**Extracted data entries**:
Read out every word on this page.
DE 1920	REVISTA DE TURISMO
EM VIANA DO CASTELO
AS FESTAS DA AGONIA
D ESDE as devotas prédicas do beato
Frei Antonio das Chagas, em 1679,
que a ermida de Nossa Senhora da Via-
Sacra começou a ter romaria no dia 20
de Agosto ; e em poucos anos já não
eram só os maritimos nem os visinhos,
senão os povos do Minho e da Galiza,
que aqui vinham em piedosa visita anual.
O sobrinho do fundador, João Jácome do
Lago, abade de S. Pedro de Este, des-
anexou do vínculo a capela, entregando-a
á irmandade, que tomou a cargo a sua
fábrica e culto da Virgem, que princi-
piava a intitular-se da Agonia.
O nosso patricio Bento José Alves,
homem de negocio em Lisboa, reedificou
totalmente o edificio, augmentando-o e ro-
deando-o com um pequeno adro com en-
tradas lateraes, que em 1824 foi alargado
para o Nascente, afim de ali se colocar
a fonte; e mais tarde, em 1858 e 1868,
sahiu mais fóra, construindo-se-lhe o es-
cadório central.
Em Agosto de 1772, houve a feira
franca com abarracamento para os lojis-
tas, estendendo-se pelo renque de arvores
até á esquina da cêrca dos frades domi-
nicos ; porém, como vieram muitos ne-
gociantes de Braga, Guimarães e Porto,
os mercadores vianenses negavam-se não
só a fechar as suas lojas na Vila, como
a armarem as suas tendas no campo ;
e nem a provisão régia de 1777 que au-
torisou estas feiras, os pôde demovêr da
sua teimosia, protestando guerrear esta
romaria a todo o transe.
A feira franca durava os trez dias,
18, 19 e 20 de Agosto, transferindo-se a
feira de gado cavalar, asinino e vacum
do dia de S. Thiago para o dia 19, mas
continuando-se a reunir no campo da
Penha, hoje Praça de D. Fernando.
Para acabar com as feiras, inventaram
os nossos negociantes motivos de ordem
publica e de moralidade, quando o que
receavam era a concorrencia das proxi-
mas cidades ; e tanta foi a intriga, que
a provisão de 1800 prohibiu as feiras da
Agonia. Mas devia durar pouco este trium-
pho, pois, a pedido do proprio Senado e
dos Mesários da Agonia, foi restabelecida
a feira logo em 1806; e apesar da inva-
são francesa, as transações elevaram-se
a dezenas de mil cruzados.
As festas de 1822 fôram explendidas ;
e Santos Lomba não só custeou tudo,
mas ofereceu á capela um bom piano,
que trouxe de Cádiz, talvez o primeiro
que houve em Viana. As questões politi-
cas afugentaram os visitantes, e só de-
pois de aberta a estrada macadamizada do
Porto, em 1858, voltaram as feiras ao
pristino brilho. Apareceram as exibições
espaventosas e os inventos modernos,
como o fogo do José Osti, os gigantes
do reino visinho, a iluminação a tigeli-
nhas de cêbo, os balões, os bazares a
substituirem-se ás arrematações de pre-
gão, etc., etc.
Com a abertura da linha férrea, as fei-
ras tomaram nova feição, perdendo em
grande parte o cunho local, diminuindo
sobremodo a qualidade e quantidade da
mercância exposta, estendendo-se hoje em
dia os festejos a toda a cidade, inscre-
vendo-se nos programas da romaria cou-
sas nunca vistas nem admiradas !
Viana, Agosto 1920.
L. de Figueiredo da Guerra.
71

**Given instruction**:
From the entries above, copy out every line where the string "José" appears.

**Response**:
O nosso patricio Bento José Alves,
como o fogo do José Osti, os gigantes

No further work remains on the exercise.